[Data records]
□ □ □ □ □ □ □
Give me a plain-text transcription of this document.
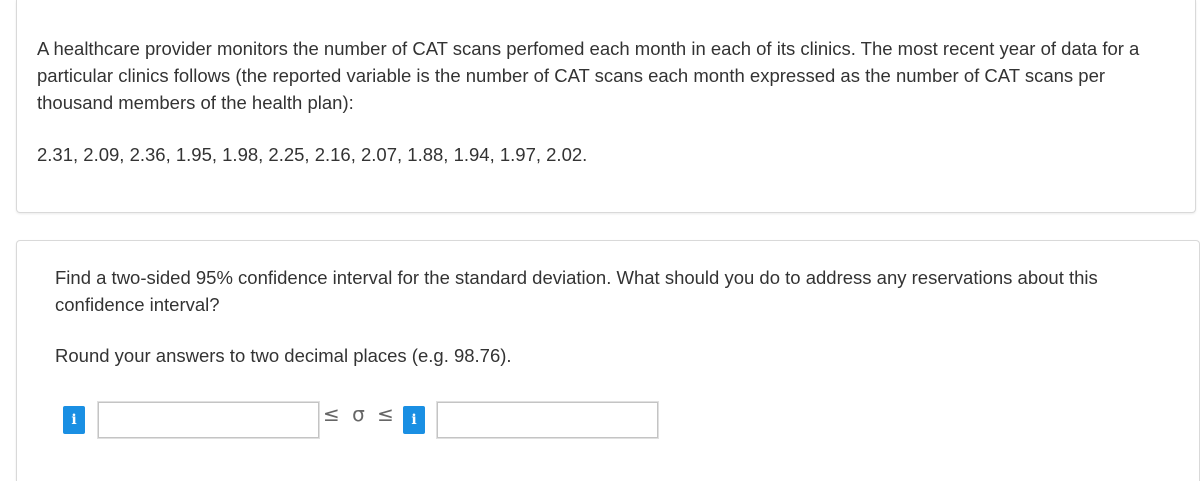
A healthcare provider monitors the number of CAT scans perfomed each month in each of its clinics. The most recent year of data for a particular clinics follows (the reported variable is the number of CAT scans each month expressed as the number of CAT scans per thousand members of the health plan):
2.31, 2.09, 2.36, 1.95, 1.98, 2.25, 2.16, 2.07, 1.88, 1.94, 1.97, 2.02.
Find a two-sided 95% confidence interval for the standard deviation. What should you do to address any reservations about this confidence interval?
Round your answers to two decimal places (e.g. 98.76).
i	≤ σ ≤	i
□ □ □ □ □ □ □
▶ _PROBLEM STATEMENT_: Working from the material above, transcribe it exactly while omitting pictures.

▶ _EXERCISE ANSWER_:
Give me a plain-text transcription of this document.
A healthcare provider monitors the number of CAT scans perfomed each month in each of its clinics. The most recent year of data for a particular clinics follows (the reported variable is the number of CAT scans each month expressed as the number of CAT scans per thousand members of the health plan):
2.31, 2.09, 2.36, 1.95, 1.98, 2.25, 2.16, 2.07, 1.88, 1.94, 1.97, 2.02.
Find a two-sided 95% confidence interval for the standard deviation. What should you do to address any reservations about this confidence interval?
Round your answers to two decimal places (e.g. 98.76).
i	≤ σ ≤	i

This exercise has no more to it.